■ AVAILABLE DATA:
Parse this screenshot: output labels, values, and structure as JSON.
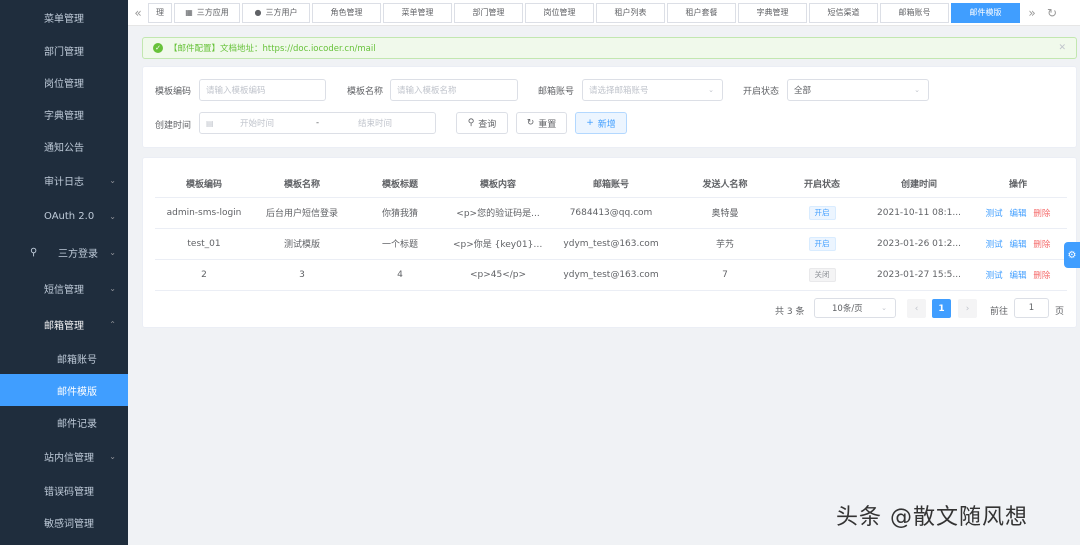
{
  "sidebar": {
    "items": [
      {
        "label": "菜单管理"
      },
      {
        "label": "部门管理"
      },
      {
        "label": "岗位管理"
      },
      {
        "label": "字典管理"
      },
      {
        "label": "通知公告"
      },
      {
        "label": "审计日志"
      },
      {
        "label": "OAuth 2.0"
      },
      {
        "label": "三方登录"
      },
      {
        "label": "短信管理"
      },
      {
        "label": "邮箱管理"
      },
      {
        "label": "邮箱账号"
      },
      {
        "label": "邮件模版"
      },
      {
        "label": "邮件记录"
      },
      {
        "label": "站内信管理"
      },
      {
        "label": "错误码管理"
      },
      {
        "label": "敏感词管理"
      }
    ]
  },
  "tabs": {
    "items": [
      "理",
      "三方应用",
      "三方用户",
      "角色管理",
      "菜单管理",
      "部门管理",
      "岗位管理",
      "租户列表",
      "租户套餐",
      "字典管理",
      "短信渠道",
      "邮箱账号",
      "邮件模版"
    ],
    "active": "邮件模版"
  },
  "alert": {
    "text": "【邮件配置】文档地址：https://doc.iocoder.cn/mail"
  },
  "search": {
    "code_label": "模板编码",
    "code_placeholder": "请输入模板编码",
    "name_label": "模板名称",
    "name_placeholder": "请输入模板名称",
    "account_label": "邮箱账号",
    "account_placeholder": "请选择邮箱账号",
    "status_label": "开启状态",
    "status_value": "全部",
    "time_label": "创建时间",
    "start_placeholder": "开始时间",
    "range_sep": "-",
    "end_placeholder": "结束时间",
    "query_label": "查询",
    "reset_label": "重置",
    "add_label": "新增"
  },
  "table": {
    "headers": [
      "模板编码",
      "模板名称",
      "模板标题",
      "模板内容",
      "邮箱账号",
      "发送人名称",
      "开启状态",
      "创建时间",
      "操作"
    ],
    "rows": [
      [
        "admin-sms-login",
        "后台用户短信登录",
        "你猜我猜",
        "<p>您的验证码是...",
        "7684413@qq.com",
        "奥特曼",
        "开启",
        "2021-10-11 08:1..."
      ],
      [
        "test_01",
        "测试模版",
        "一个标题",
        "<p>你是 {key01} ...",
        "ydym_test@163.com",
        "芋艿",
        "开启",
        "2023-01-26 01:2..."
      ],
      [
        "2",
        "3",
        "4",
        "<p>45</p>",
        "ydym_test@163.com",
        "7",
        "关闭",
        "2023-01-27 15:5..."
      ]
    ],
    "op_test": "测试",
    "op_edit": "编辑",
    "op_delete": "删除"
  },
  "pagination": {
    "total": "共 3 条",
    "page_size": "10条/页",
    "current": "1",
    "goto_label": "前往",
    "goto_value": "1",
    "page_suffix": "页"
  },
  "watermark": "头条 @散文随风想",
  "colors": {
    "primary": "#409eff",
    "sidebar_bg": "#1f2d3d",
    "success": "#67c23a",
    "danger": "#f56c6c"
  }
}
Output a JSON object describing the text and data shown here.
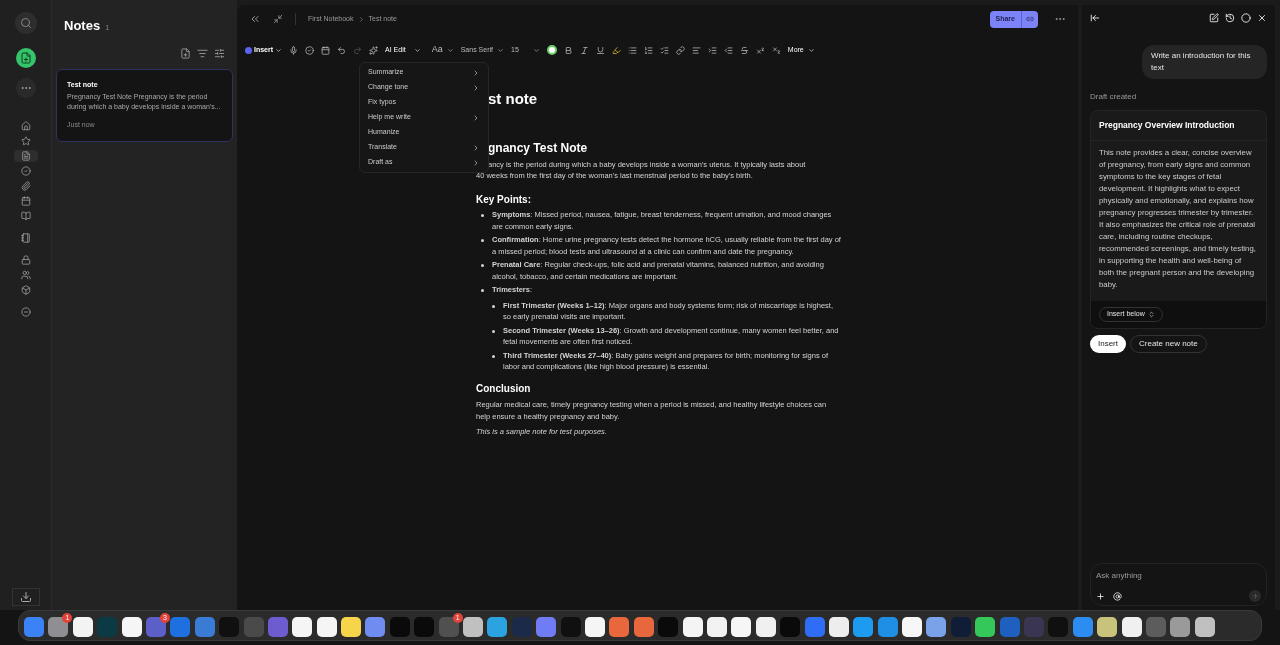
{
  "rail": {
    "items": [
      {
        "kind": "home",
        "selected": false
      },
      {
        "kind": "star",
        "selected": false
      },
      {
        "kind": "notes",
        "selected": true
      },
      {
        "kind": "tasks",
        "selected": false
      },
      {
        "kind": "attachments",
        "selected": false
      },
      {
        "kind": "calendar",
        "selected": false
      },
      {
        "kind": "book",
        "selected": false
      },
      {
        "kind": "notebook",
        "selected": false
      },
      {
        "kind": "locked",
        "selected": false
      },
      {
        "kind": "people",
        "selected": false
      },
      {
        "kind": "box",
        "selected": false
      },
      {
        "kind": "minus",
        "selected": false
      }
    ]
  },
  "notes_list": {
    "title": "Notes",
    "count": "1",
    "notes": [
      {
        "title": "Test note",
        "preview": "Pregnancy Test Note Pregnancy is the period during which a baby develops inside a woman's...",
        "time": "Just now",
        "selected": true
      }
    ]
  },
  "editor": {
    "breadcrumb": [
      "First Notebook",
      "Test note"
    ],
    "share": "Share",
    "toolbar": {
      "insert": "Insert",
      "ai_edit": "AI Edit",
      "font_size_icon": "Aa",
      "font": "Sans Serif",
      "size": "15",
      "more": "More"
    },
    "ai_menu": [
      {
        "label": "Summarize",
        "submenu": true
      },
      {
        "label": "Change tone",
        "submenu": true
      },
      {
        "label": "Fix typos",
        "submenu": false
      },
      {
        "label": "Help me write",
        "submenu": true
      },
      {
        "label": "Humanize",
        "submenu": false
      },
      {
        "label": "Translate",
        "submenu": true
      },
      {
        "label": "Draft as",
        "submenu": true
      }
    ],
    "title": "st note",
    "heading": "gnancy Test Note",
    "intro_cut": "ancy is the period during which a baby develops inside a woman's uterus. It typically lasts about",
    "intro_rest": "40 weeks from the first day of the woman's last menstrual period to the baby's birth.",
    "key_points_heading": "Key Points:",
    "key_points": [
      {
        "text": "**Symptoms**: Missed period, nausea, fatigue, breast tenderness, frequent urination, and mood changes are common early signs."
      },
      {
        "text": "**Confirmation**: Home urine pregnancy tests detect the hormone hCG, usually reliable from the first day of a missed period; blood tests and ultrasound at a clinic can confirm and date the pregnancy."
      },
      {
        "text": "**Prenatal Care**: Regular check-ups, folic acid and prenatal vitamins, balanced nutrition, and avoiding alcohol, tobacco, and certain medications are important."
      },
      {
        "text": "**Trimesters**:",
        "children": [
          {
            "text": "**First Trimester (Weeks 1–12)**: Major organs and body systems form; risk of miscarriage is highest, so early prenatal visits are important."
          },
          {
            "text": "**Second Trimester (Weeks 13–26)**: Growth and development continue, many women feel better, and fetal movements are often first noticed."
          },
          {
            "text": "**Third Trimester (Weeks 27–40)**: Baby gains weight and prepares for birth; monitoring for signs of labor and complications (like high blood pressure) is essential."
          }
        ]
      }
    ],
    "conclusion_heading": "Conclusion",
    "conclusion": "Regular medical care, timely pregnancy testing when a period is missed, and healthy lifestyle choices can help ensure a healthy pregnancy and baby.",
    "footnote": "This is a sample note for test purposes."
  },
  "assistant": {
    "prompt": "Write an introduction for this text",
    "status": "Draft created",
    "draft_title": "Pregnancy Overview Introduction",
    "draft_body": "This note provides a clear, concise overview of pregnancy, from early signs and common symptoms to the key stages of fetal development. It highlights what to expect physically and emotionally, and explains how pregnancy progresses trimester by trimester. It also emphasizes the critical role of prenatal care, including routine checkups, recommended screenings, and timely testing, in supporting the health and well-being of both the pregnant person and the developing baby.",
    "position": "Insert below",
    "insert": "Insert",
    "create": "Create new note",
    "input_placeholder": "Ask anything"
  },
  "dock": {
    "apps": [
      {
        "color": "#3b82f6"
      },
      {
        "color": "#8e8e93",
        "badge": "1"
      },
      {
        "color": "#f3f3f3"
      },
      {
        "color": "#0b3a45"
      },
      {
        "color": "#f5f5f5"
      },
      {
        "color": "#5b5fc7",
        "badge": "3"
      },
      {
        "color": "#1e6fe0"
      },
      {
        "color": "#3a7bd5"
      },
      {
        "color": "#101010"
      },
      {
        "color": "#4a4a4a"
      },
      {
        "color": "#6d5bd0"
      },
      {
        "color": "#f5f5f5"
      },
      {
        "color": "#f5f5f5"
      },
      {
        "color": "#f6d54a"
      },
      {
        "color": "#6f8cf0"
      },
      {
        "color": "#0a0a0a"
      },
      {
        "color": "#0a0a0a"
      },
      {
        "color": "#505050",
        "badge": "1"
      },
      {
        "color": "#c0c0c0"
      },
      {
        "color": "#2aa3e0"
      },
      {
        "color": "#1c2a4a"
      },
      {
        "color": "#6f7cf5"
      },
      {
        "color": "#101010"
      },
      {
        "color": "#f5f5f5"
      },
      {
        "color": "#e8673c"
      },
      {
        "color": "#e8673c"
      },
      {
        "color": "#0a0a0a"
      },
      {
        "color": "#f4f4f4"
      },
      {
        "color": "#f2f2f2"
      },
      {
        "color": "#f6f6f6"
      },
      {
        "color": "#f0f0f0"
      },
      {
        "color": "#0a0a0a"
      },
      {
        "color": "#2f6df6"
      },
      {
        "color": "#ededed"
      },
      {
        "color": "#1d9bf0"
      },
      {
        "color": "#1f8fe6"
      },
      {
        "color": "#f7f7f7"
      },
      {
        "color": "#7aa2e8"
      },
      {
        "color": "#0f1e36"
      },
      {
        "color": "#34c759"
      },
      {
        "color": "#1f5fbf"
      },
      {
        "color": "#3a3550"
      },
      {
        "color": "#101010"
      },
      {
        "color": "#2d8cf0"
      },
      {
        "color": "#c9c27a"
      },
      {
        "color": "#f0f0f0"
      },
      {
        "color": "#5c5c5c"
      },
      {
        "color": "#9a9a9a"
      },
      {
        "color": "#c0c0c0"
      }
    ]
  }
}
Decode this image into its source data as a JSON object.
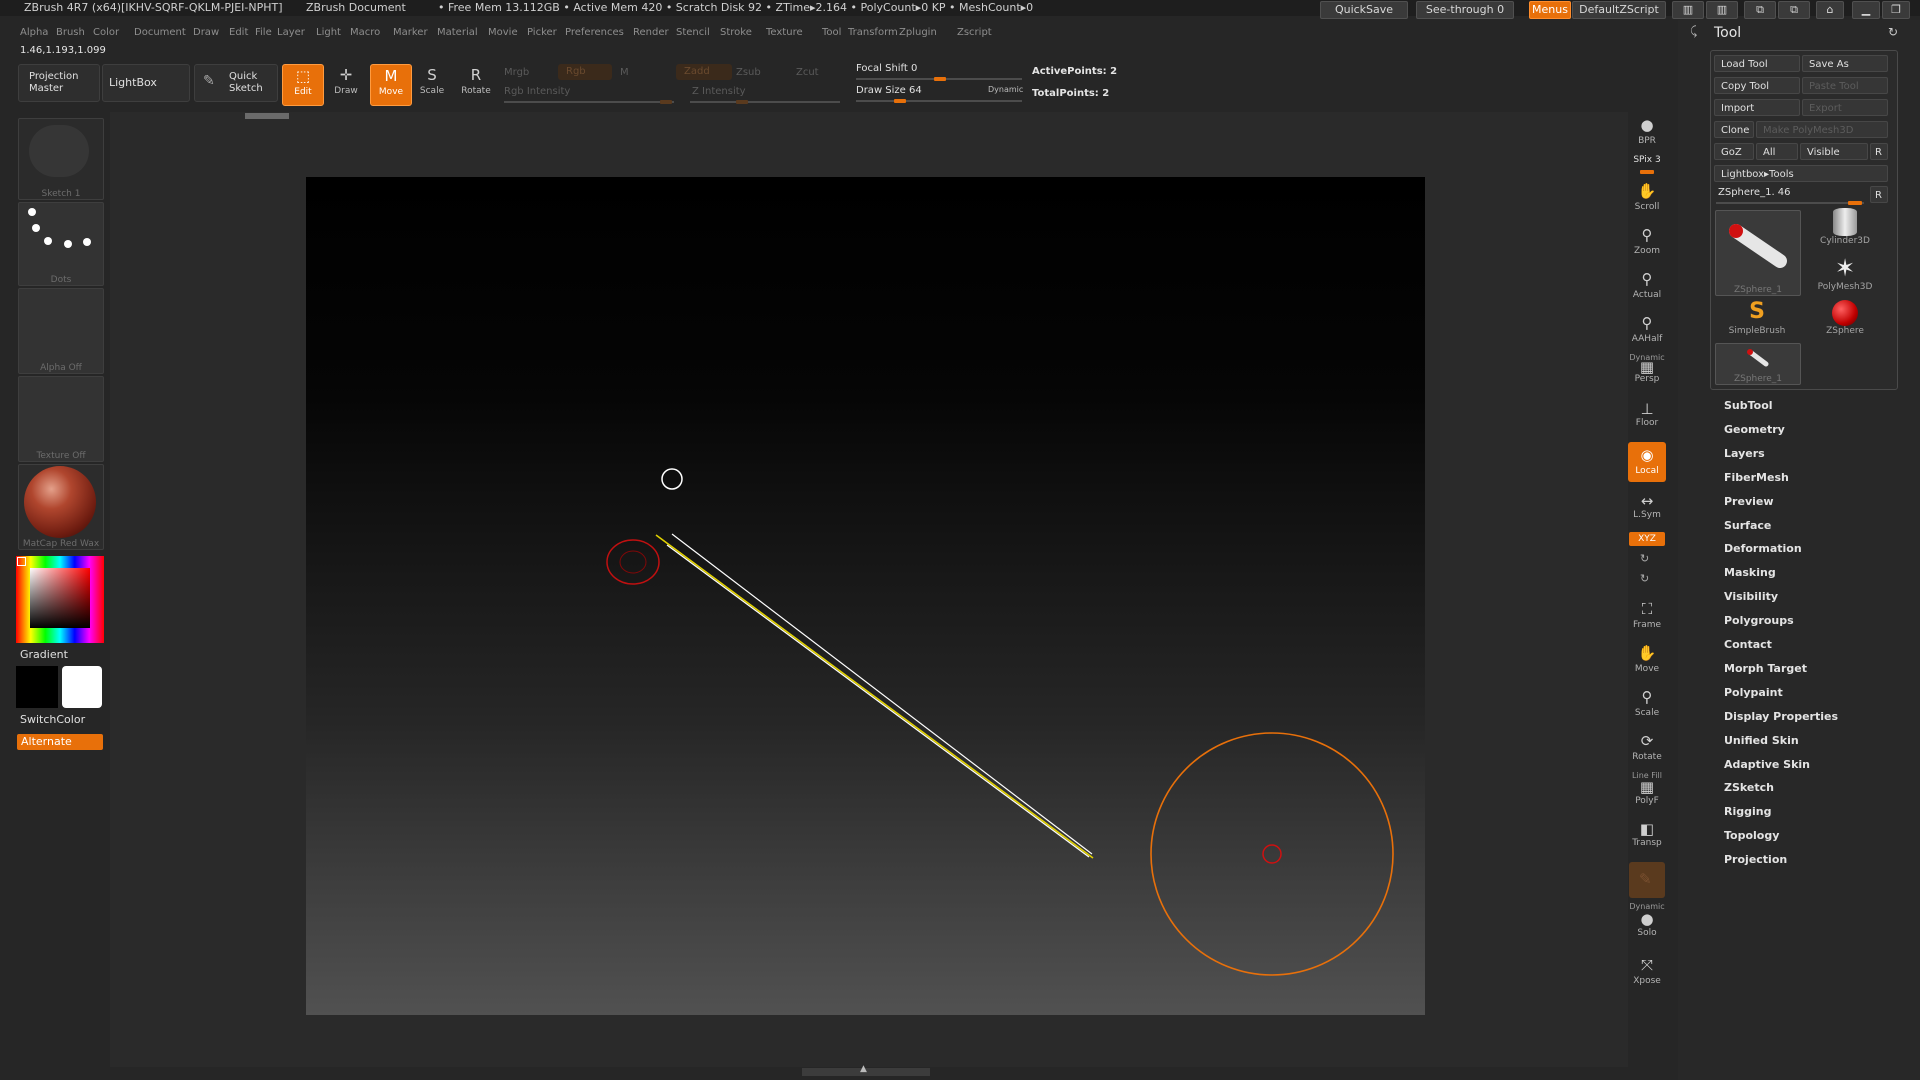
{
  "title": {
    "app": "ZBrush 4R7 (x64)[IKHV-SQRF-QKLM-PJEI-NPHT]",
    "doc": "ZBrush Document",
    "mem": "• Free Mem 13.112GB • Active Mem 420 • Scratch Disk 92 • ZTime▸2.164 • PolyCount▸0 KP • MeshCount▸0",
    "quicksave": "QuickSave",
    "seethrough": "See-through 0",
    "menus": "Menus",
    "defaultzscript": "DefaultZScript"
  },
  "menu": [
    "Alpha",
    "Brush",
    "Color",
    "Document",
    "Draw",
    "Edit",
    "File",
    "Layer",
    "Light",
    "Macro",
    "Marker",
    "Material",
    "Movie",
    "Picker",
    "Preferences",
    "Render",
    "Stencil",
    "Stroke",
    "Texture",
    "Tool",
    "Transform",
    "Zplugin",
    "Zscript"
  ],
  "coords": "1.46,1.193,1.099",
  "toolbar": {
    "projection_master": "Projection Master",
    "lightbox": "LightBox",
    "quick_sketch": "Quick Sketch",
    "edit": "Edit",
    "draw": "Draw",
    "move": "Move",
    "scale": "Scale",
    "rotate": "Rotate",
    "mrgb": "Mrgb",
    "rgb": "Rgb",
    "m": "M",
    "rgb_intensity": "Rgb Intensity",
    "zadd": "Zadd",
    "zsub": "Zsub",
    "zcut": "Zcut",
    "z_intensity": "Z Intensity",
    "focal_shift": "Focal Shift 0",
    "draw_size": "Draw Size 64",
    "dynamic": "Dynamic",
    "active_points": "ActivePoints: 2",
    "total_points": "TotalPoints: 2"
  },
  "left": {
    "sketch": "Sketch 1",
    "dots": "Dots",
    "alpha": "Alpha Off",
    "texture": "Texture Off",
    "matcap": "MatCap Red Wax",
    "gradient": "Gradient",
    "switchcolor": "SwitchColor",
    "alternate": "Alternate"
  },
  "right_shelf": {
    "bpr": "BPR",
    "spix": "SPix 3",
    "scroll": "Scroll",
    "zoom": "Zoom",
    "actual": "Actual",
    "aahalf": "AAHalf",
    "dynamic": "Dynamic",
    "persp": "Persp",
    "floor": "Floor",
    "local": "Local",
    "lsym": "L.Sym",
    "xyz": "XYZ",
    "frame": "Frame",
    "move": "Move",
    "scale": "Scale",
    "rotate": "Rotate",
    "linefill": "Line Fill",
    "polyf": "PolyF",
    "transp": "Transp",
    "dynamic2": "Dynamic",
    "solo": "Solo",
    "xpose": "Xpose"
  },
  "tool": {
    "title": "Tool",
    "load": "Load Tool",
    "save": "Save As",
    "copy": "Copy Tool",
    "paste": "Paste Tool",
    "import": "Import",
    "export": "Export",
    "clone": "Clone",
    "make_polymesh": "Make PolyMesh3D",
    "goz": "GoZ",
    "all": "All",
    "visible": "Visible",
    "r": "R",
    "lightbox_tools": "Lightbox▸Tools",
    "current": "ZSphere_1. 46",
    "thumbs": [
      "ZSphere_1",
      "Cylinder3D",
      "PolyMesh3D",
      "SimpleBrush",
      "ZSphere",
      "ZSphere_1"
    ],
    "sections": [
      "SubTool",
      "Geometry",
      "Layers",
      "FiberMesh",
      "Preview",
      "Surface",
      "Deformation",
      "Masking",
      "Visibility",
      "Polygroups",
      "Contact",
      "Morph Target",
      "Polypaint",
      "Display Properties",
      "Unified Skin",
      "Adaptive Skin",
      "ZSketch",
      "Rigging",
      "Topology",
      "Projection"
    ]
  },
  "colors": {
    "accent": "#e8700a",
    "canvas_top": "#000000",
    "canvas_bottom": "#515151",
    "yellow_line": "#e0d000"
  }
}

■ WRITTEN EXERCISE:
Show every line that contains the word "develops".

■ OUTPUT FOR THIS EXERCISE:
        "preview": "Pregnancy Test Note Pregnancy is the period during which a baby develops inside a woman's...",
    "intro_cut": "ancy is the period during which a baby develops inside a woman's uterus. It typically lasts about",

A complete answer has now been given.